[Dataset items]
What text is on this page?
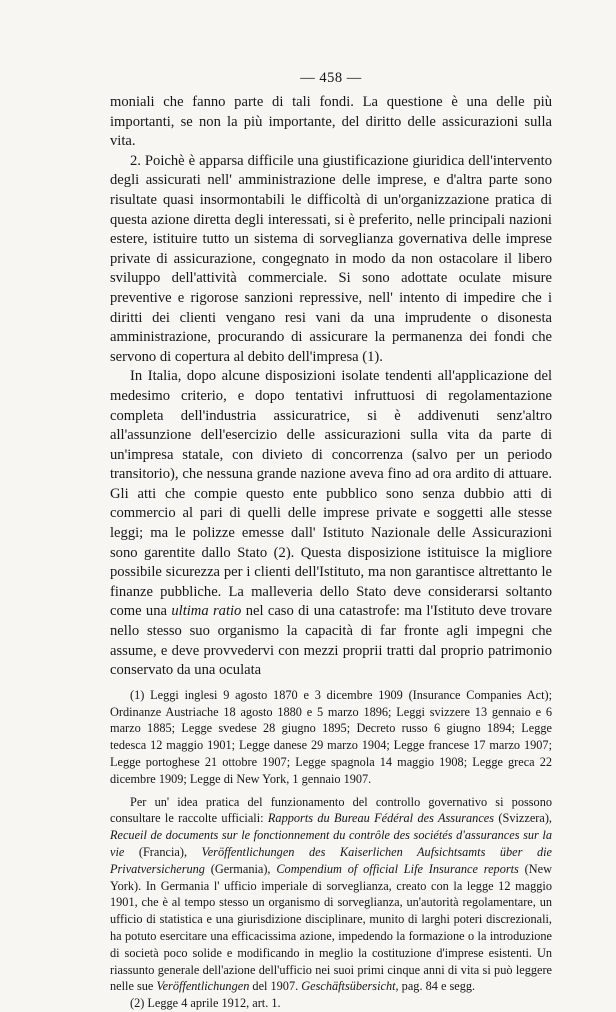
— 458 —

moniali che fanno parte di tali fondi. La questione è una delle più importanti, se non la più importante, del diritto delle assicurazioni sulla vita.

2. Poichè è apparsa difficile una giustificazione giuridica dell'intervento degli assicurati nell' amministrazione delle imprese, e d'altra parte sono risultate quasi insormontabili le difficoltà di un'organizzazione pratica di questa azione diretta degli interessati, si è preferito, nelle principali nazioni estere, istituire tutto un sistema di sorveglianza governativa delle imprese private di assicurazione, congegnato in modo da non ostacolare il libero sviluppo dell'attività commerciale. Si sono adottate oculate misure preventive e rigorose sanzioni repressive, nell' intento di impedire che i diritti dei clienti vengano resi vani da una imprudente o disonesta amministrazione, procurando di assicurare la permanenza dei fondi che servono di copertura al debito dell'impresa (1).

In Italia, dopo alcune disposizioni isolate tendenti all'applicazione del medesimo criterio, e dopo tentativi infruttuosi di regolamentazione completa dell'industria assicuratrice, si è addivenuti senz'altro all'assunzione dell'esercizio delle assicurazioni sulla vita da parte di un'impresa statale, con divieto di concorrenza (salvo per un periodo transitorio), che nessuna grande nazione aveva fino ad ora ardito di attuare. Gli atti che compie questo ente pubblico sono senza dubbio atti di commercio al pari di quelli delle imprese private e soggetti alle stesse leggi; ma le polizze emesse dall' Istituto Nazionale delle Assicurazioni sono garentite dallo Stato (2). Questa disposizione istituisce la migliore possibile sicurezza per i clienti dell'Istituto, ma non garantisce altrettanto le finanze pubbliche. La malleveria dello Stato deve considerarsi soltanto come una ultima ratio nel caso di una catastrofe: ma l'Istituto deve trovare nello stesso suo organismo la capacità di far fronte agli impegni che assume, e deve provvedervi con mezzi proprii tratti dal proprio patrimonio conservato da una oculata

(1) Leggi inglesi 9 agosto 1870 e 3 dicembre 1909 (Insurance Companies Act); Ordinanze Austriache 18 agosto 1880 e 5 marzo 1896; Leggi svizzere 13 gennaio e 6 marzo 1885; Legge svedese 28 giugno 1895; Decreto russo 6 giugno 1894; Legge tedesca 12 maggio 1901; Legge danese 29 marzo 1904; Legge francese 17 marzo 1907; Legge portoghese 21 ottobre 1907; Legge spagnola 14 maggio 1908; Legge greca 22 dicembre 1909; Legge di New York, 1 gennaio 1907.

Per un' idea pratica del funzionamento del controllo governativo si possono consultare le raccolte ufficiali: Rapports du Bureau Fédéral des Assurances (Svizzera), Recueil de documents sur le fonctionnement du contrôle des sociétés d'assurances sur la vie (Francia), Veröffentlichungen des Kaiserlichen Aufsichtsamts über die Privatversicherung (Germania), Compendium of official Life Insurance reports (New York). In Germania l' ufficio imperiale di sorveglianza, creato con la legge 12 maggio 1901, che è al tempo stesso un organismo di sorveglianza, un'autorità regolamentare, un ufficio di statistica e una giurisdizione disciplinare, munito di larghi poteri discrezionali, ha potuto esercitare una efficacissima azione, impedendo la formazione o la introduzione di società poco solide e modificando in meglio la costituzione d'imprese esistenti. Un riassunto generale dell'azione dell'ufficio nei suoi primi cinque anni di vita si può leggere nelle sue Veröffentlichungen del 1907. Geschäftsübersicht, pag. 84 e segg.

(2) Legge 4 aprile 1912, art. 1.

* What you need to do
Show every line in the entries where the string "assicurazioni" occurs.

* Answer to this problem
moniali che fanno parte di tali fondi. La questione è una delle più importanti, se non la più importante, del diritto delle assicurazioni sulla vita.
In Italia, dopo alcune disposizioni isolate tendenti all'applicazione del medesimo criterio, e dopo tentativi infruttuosi di regolamentazione completa dell'industria assicuratrice, si è addivenuti senz'altro all'assunzione dell'esercizio delle assicurazioni sulla vita da parte di un'impresa statale, con divieto di concorrenza (salvo per un periodo transitorio), che nessuna grande nazione aveva fino ad ora ardito di attuare. Gli atti che compie questo ente pubblico sono senza dubbio atti di commercio al pari di quelli delle imprese private e soggetti alle stesse leggi; ma le polizze emesse dall' Istituto Nazionale delle Assicurazioni sono garentite dallo Stato (2). Questa disposizione istituisce la migliore possibile sicurezza per i clienti dell'Istituto, ma non garantisce altrettanto le finanze pubbliche. La malleveria dello Stato deve considerarsi soltanto come una ultima ratio nel caso di una catastrofe: ma l'Istituto deve trovare nello stesso suo organismo la capacità di far fronte agli impegni che assume, e deve provvedervi con mezzi proprii tratti dal proprio patrimonio conservato da una oculata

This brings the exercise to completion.